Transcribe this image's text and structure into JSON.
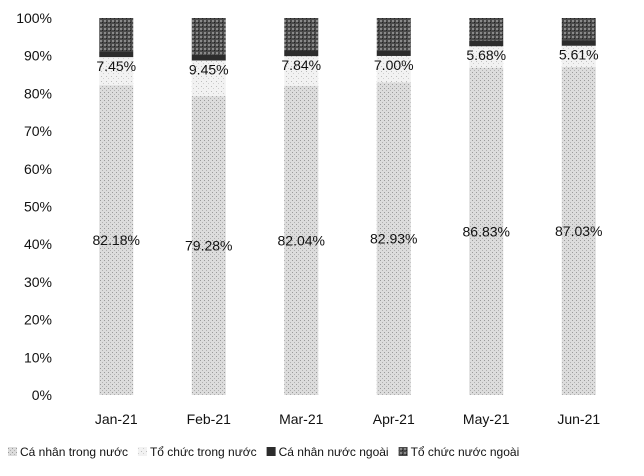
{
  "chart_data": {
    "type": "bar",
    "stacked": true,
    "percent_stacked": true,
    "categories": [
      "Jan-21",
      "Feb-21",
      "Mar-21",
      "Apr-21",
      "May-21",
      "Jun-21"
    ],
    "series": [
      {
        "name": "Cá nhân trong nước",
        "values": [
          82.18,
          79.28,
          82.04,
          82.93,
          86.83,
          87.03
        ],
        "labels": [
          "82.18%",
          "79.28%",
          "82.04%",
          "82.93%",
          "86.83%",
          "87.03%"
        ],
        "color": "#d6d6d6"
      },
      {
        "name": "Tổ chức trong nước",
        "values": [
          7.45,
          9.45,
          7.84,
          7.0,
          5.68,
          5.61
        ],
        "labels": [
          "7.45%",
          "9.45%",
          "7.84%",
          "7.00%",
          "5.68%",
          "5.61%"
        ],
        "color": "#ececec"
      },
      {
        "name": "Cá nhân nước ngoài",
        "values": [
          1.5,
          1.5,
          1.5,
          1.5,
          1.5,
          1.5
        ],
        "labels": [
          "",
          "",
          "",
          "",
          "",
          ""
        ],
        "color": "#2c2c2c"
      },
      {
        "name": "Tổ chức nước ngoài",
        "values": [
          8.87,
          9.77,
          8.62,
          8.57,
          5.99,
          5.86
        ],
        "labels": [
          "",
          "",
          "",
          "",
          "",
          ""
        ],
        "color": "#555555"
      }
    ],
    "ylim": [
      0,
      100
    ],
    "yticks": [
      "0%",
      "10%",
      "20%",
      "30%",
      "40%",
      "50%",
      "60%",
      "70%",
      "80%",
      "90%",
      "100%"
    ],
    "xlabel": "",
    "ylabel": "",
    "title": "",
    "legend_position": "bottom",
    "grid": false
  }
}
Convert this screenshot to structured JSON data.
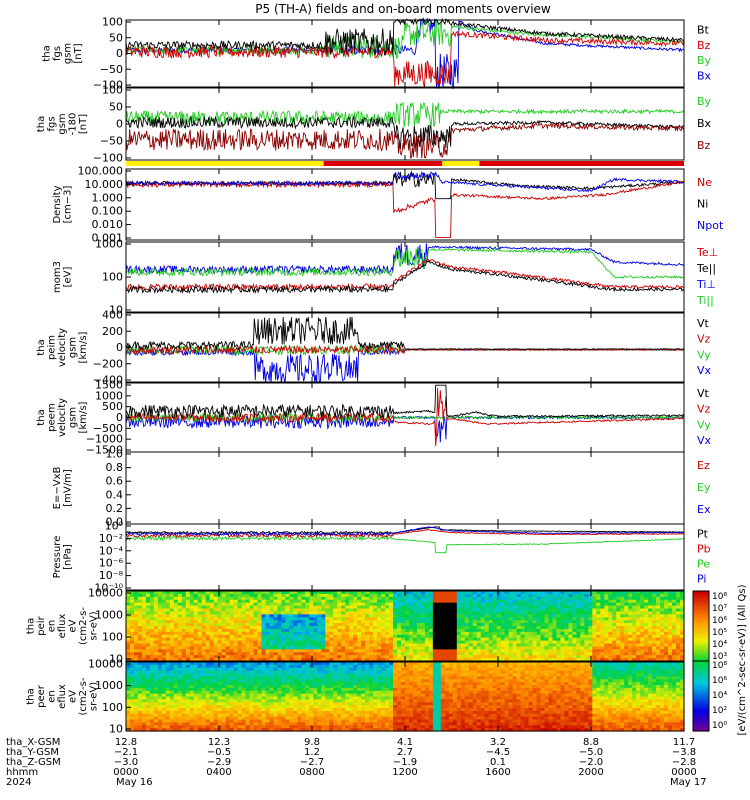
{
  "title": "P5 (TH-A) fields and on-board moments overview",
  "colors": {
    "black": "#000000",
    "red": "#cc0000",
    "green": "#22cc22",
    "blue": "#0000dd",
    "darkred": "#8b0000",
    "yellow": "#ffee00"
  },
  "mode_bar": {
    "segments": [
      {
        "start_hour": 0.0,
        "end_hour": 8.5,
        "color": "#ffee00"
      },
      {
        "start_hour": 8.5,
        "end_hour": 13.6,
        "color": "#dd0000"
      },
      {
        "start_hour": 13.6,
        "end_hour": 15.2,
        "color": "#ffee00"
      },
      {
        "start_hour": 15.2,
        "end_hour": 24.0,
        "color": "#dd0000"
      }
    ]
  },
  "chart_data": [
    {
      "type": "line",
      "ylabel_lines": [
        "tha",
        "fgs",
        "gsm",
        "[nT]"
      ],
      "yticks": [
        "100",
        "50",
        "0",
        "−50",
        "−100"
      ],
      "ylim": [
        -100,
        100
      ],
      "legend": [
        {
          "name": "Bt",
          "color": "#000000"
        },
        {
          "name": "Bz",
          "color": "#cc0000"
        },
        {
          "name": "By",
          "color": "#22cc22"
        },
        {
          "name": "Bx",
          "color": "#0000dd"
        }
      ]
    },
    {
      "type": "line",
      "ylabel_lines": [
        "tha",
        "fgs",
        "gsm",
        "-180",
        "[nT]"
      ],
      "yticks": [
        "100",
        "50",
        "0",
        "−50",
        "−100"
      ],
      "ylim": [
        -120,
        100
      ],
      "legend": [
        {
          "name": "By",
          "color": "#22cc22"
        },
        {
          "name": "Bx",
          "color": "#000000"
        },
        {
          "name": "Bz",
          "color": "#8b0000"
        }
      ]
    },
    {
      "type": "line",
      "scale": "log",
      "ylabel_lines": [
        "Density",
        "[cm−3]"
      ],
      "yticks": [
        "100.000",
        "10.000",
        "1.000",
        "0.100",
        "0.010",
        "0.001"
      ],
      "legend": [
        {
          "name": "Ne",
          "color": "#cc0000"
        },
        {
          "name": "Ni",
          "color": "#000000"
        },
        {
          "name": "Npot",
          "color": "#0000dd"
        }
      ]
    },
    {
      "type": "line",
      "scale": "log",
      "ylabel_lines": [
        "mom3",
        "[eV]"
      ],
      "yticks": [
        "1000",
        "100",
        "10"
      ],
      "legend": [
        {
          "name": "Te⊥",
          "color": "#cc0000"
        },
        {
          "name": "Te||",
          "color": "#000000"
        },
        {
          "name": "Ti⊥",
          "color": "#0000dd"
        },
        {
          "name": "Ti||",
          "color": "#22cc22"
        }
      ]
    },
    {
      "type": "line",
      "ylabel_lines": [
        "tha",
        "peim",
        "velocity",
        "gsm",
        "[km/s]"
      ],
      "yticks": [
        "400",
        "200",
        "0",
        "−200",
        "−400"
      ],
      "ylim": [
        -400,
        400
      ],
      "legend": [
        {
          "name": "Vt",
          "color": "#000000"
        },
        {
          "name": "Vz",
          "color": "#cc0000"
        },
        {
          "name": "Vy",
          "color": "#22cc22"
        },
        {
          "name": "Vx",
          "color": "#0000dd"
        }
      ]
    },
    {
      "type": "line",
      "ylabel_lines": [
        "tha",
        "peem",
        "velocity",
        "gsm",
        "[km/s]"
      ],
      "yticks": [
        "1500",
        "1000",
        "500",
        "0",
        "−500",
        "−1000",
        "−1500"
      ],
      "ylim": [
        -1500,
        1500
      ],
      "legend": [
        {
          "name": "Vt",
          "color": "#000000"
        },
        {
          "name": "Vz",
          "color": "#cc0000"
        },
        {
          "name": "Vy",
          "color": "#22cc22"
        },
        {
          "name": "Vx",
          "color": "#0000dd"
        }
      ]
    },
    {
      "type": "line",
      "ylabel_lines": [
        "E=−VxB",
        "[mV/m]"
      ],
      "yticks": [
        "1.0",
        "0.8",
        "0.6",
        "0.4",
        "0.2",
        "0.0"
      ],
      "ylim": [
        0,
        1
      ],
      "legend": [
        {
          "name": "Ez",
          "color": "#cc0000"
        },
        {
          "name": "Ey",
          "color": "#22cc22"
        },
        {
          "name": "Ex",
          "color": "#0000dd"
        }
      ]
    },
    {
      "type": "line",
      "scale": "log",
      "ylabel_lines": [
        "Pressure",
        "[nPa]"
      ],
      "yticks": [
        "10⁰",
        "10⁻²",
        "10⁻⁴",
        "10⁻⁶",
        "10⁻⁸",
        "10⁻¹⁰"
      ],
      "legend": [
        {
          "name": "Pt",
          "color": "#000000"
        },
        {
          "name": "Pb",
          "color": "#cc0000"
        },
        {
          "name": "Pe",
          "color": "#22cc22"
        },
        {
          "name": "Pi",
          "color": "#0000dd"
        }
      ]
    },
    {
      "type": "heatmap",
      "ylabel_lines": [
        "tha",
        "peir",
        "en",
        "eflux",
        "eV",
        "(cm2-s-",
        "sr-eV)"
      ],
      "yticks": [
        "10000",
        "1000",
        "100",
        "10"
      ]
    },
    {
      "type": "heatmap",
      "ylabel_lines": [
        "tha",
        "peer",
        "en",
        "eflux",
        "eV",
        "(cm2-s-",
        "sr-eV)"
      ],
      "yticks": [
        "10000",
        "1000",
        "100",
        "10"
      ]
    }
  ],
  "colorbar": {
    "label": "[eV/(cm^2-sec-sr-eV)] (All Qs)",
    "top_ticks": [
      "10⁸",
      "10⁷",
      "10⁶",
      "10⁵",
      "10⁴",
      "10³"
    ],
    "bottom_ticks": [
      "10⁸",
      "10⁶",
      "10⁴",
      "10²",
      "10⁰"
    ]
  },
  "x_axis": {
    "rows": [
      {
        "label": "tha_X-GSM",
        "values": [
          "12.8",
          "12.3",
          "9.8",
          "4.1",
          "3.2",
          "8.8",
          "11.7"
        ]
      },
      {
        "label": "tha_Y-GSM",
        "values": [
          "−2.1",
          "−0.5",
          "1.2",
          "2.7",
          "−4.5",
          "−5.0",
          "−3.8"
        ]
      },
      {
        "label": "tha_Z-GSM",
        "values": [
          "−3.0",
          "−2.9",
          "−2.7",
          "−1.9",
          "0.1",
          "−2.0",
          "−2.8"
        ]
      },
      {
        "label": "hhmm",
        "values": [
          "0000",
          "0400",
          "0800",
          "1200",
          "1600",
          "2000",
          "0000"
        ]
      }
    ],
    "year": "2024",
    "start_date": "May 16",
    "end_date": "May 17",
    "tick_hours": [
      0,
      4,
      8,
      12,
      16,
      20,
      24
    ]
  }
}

------------------------------------

EXERCISE PROMPT: Your task is to collect every line above that contains the word "nhân".

ANSWER FOR THE TASK:
        "name": "Cá nhân trong nước",
        "name": "Cá nhân nước ngoài",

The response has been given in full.